> [THE REQUEST]
Without including any images, repeat the data exactly.
##############################
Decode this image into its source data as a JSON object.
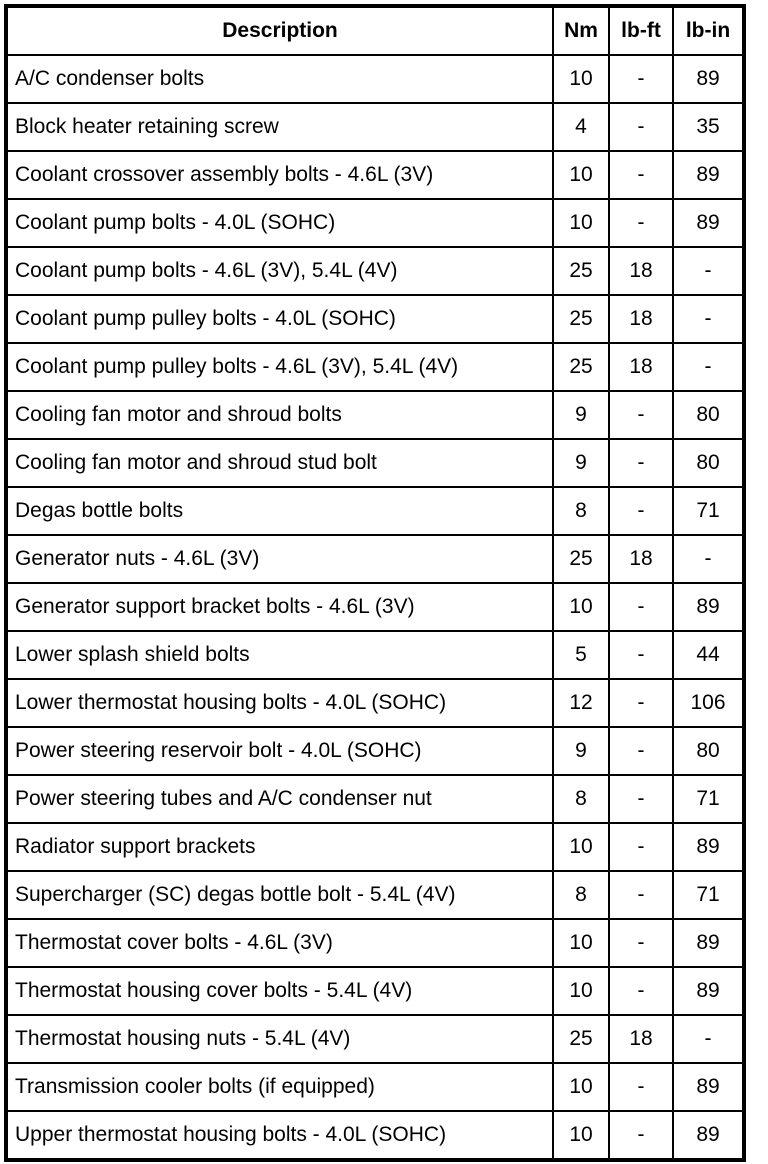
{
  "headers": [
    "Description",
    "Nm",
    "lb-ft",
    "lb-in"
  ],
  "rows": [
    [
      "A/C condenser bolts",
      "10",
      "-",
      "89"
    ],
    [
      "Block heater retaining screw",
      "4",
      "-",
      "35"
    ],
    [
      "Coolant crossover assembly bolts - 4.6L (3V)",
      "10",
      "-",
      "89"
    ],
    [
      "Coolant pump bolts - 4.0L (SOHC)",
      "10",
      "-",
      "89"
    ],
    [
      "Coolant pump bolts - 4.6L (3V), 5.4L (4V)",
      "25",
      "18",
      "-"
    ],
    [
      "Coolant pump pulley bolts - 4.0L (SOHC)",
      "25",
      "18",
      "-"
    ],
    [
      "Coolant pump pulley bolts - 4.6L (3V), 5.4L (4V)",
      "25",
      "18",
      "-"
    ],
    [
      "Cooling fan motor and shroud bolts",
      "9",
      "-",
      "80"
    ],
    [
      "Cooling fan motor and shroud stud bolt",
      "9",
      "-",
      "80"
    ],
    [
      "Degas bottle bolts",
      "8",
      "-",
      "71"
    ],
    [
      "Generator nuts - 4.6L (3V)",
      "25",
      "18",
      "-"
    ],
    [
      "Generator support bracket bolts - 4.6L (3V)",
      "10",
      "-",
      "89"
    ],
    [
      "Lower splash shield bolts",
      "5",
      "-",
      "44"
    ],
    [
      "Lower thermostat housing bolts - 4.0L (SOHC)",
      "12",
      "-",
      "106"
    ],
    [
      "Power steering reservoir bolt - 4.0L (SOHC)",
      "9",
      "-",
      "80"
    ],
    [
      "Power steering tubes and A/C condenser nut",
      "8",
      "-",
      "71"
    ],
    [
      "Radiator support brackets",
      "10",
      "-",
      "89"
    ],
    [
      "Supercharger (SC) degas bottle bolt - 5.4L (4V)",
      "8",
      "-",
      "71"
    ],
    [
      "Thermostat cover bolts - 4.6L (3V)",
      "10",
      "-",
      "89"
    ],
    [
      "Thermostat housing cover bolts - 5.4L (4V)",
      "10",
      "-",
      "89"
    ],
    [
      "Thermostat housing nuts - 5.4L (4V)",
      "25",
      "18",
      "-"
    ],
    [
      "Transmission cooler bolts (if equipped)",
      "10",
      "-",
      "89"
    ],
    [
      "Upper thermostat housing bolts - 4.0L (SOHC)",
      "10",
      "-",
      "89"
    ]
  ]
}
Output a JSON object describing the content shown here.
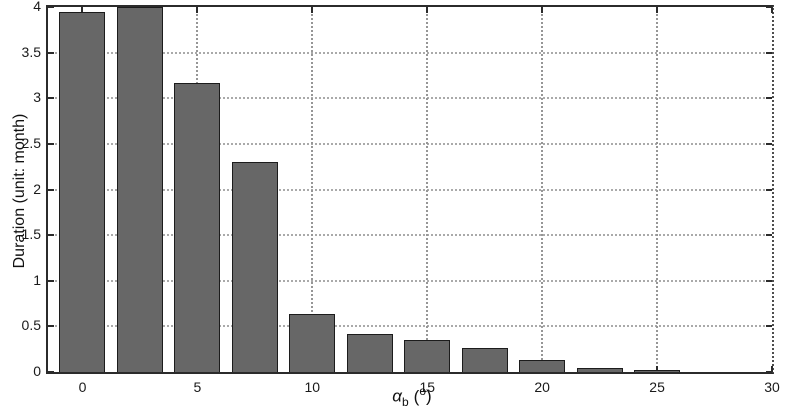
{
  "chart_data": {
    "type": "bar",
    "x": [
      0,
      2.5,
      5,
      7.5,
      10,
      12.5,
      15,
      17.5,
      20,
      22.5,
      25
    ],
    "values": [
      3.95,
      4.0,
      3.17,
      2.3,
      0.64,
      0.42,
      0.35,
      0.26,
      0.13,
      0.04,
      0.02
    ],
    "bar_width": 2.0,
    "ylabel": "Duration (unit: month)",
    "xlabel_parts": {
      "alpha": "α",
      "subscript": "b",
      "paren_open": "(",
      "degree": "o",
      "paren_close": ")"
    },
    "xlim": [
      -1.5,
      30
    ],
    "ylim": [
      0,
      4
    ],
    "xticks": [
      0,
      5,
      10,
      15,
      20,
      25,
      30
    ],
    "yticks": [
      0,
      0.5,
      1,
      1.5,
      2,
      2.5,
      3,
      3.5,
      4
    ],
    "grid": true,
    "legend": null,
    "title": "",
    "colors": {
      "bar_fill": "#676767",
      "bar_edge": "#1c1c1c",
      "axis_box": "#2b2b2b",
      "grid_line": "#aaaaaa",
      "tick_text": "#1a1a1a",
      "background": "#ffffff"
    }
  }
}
##############################
> [SOLUTION]
Decode this image into its source data as a JSON object.
{
  "headers": [
    "Description",
    "Nm",
    "lb-ft",
    "lb-in"
  ],
  "rows": [
    [
      "A/C condenser bolts",
      "10",
      "-",
      "89"
    ],
    [
      "Block heater retaining screw",
      "4",
      "-",
      "35"
    ],
    [
      "Coolant crossover assembly bolts - 4.6L (3V)",
      "10",
      "-",
      "89"
    ],
    [
      "Coolant pump bolts - 4.0L (SOHC)",
      "10",
      "-",
      "89"
    ],
    [
      "Coolant pump bolts - 4.6L (3V), 5.4L (4V)",
      "25",
      "18",
      "-"
    ],
    [
      "Coolant pump pulley bolts - 4.0L (SOHC)",
      "25",
      "18",
      "-"
    ],
    [
      "Coolant pump pulley bolts - 4.6L (3V), 5.4L (4V)",
      "25",
      "18",
      "-"
    ],
    [
      "Cooling fan motor and shroud bolts",
      "9",
      "-",
      "80"
    ],
    [
      "Cooling fan motor and shroud stud bolt",
      "9",
      "-",
      "80"
    ],
    [
      "Degas bottle bolts",
      "8",
      "-",
      "71"
    ],
    [
      "Generator nuts - 4.6L (3V)",
      "25",
      "18",
      "-"
    ],
    [
      "Generator support bracket bolts - 4.6L (3V)",
      "10",
      "-",
      "89"
    ],
    [
      "Lower splash shield bolts",
      "5",
      "-",
      "44"
    ],
    [
      "Lower thermostat housing bolts - 4.0L (SOHC)",
      "12",
      "-",
      "106"
    ],
    [
      "Power steering reservoir bolt - 4.0L (SOHC)",
      "9",
      "-",
      "80"
    ],
    [
      "Power steering tubes and A/C condenser nut",
      "8",
      "-",
      "71"
    ],
    [
      "Radiator support brackets",
      "10",
      "-",
      "89"
    ],
    [
      "Supercharger (SC) degas bottle bolt - 5.4L (4V)",
      "8",
      "-",
      "71"
    ],
    [
      "Thermostat cover bolts - 4.6L (3V)",
      "10",
      "-",
      "89"
    ],
    [
      "Thermostat housing cover bolts - 5.4L (4V)",
      "10",
      "-",
      "89"
    ],
    [
      "Thermostat housing nuts - 5.4L (4V)",
      "25",
      "18",
      "-"
    ],
    [
      "Transmission cooler bolts (if equipped)",
      "10",
      "-",
      "89"
    ],
    [
      "Upper thermostat housing bolts - 4.0L (SOHC)",
      "10",
      "-",
      "89"
    ]
  ]
}
Output a JSON object describing the content shown here.
{
  "chart_data": {
    "type": "bar",
    "x": [
      0,
      2.5,
      5,
      7.5,
      10,
      12.5,
      15,
      17.5,
      20,
      22.5,
      25
    ],
    "values": [
      3.95,
      4.0,
      3.17,
      2.3,
      0.64,
      0.42,
      0.35,
      0.26,
      0.13,
      0.04,
      0.02
    ],
    "bar_width": 2.0,
    "ylabel": "Duration (unit: month)",
    "xlabel_parts": {
      "alpha": "α",
      "subscript": "b",
      "paren_open": "(",
      "degree": "o",
      "paren_close": ")"
    },
    "xlim": [
      -1.5,
      30
    ],
    "ylim": [
      0,
      4
    ],
    "xticks": [
      0,
      5,
      10,
      15,
      20,
      25,
      30
    ],
    "yticks": [
      0,
      0.5,
      1,
      1.5,
      2,
      2.5,
      3,
      3.5,
      4
    ],
    "grid": true,
    "legend": null,
    "title": "",
    "colors": {
      "bar_fill": "#676767",
      "bar_edge": "#1c1c1c",
      "axis_box": "#2b2b2b",
      "grid_line": "#aaaaaa",
      "tick_text": "#1a1a1a",
      "background": "#ffffff"
    }
  }
}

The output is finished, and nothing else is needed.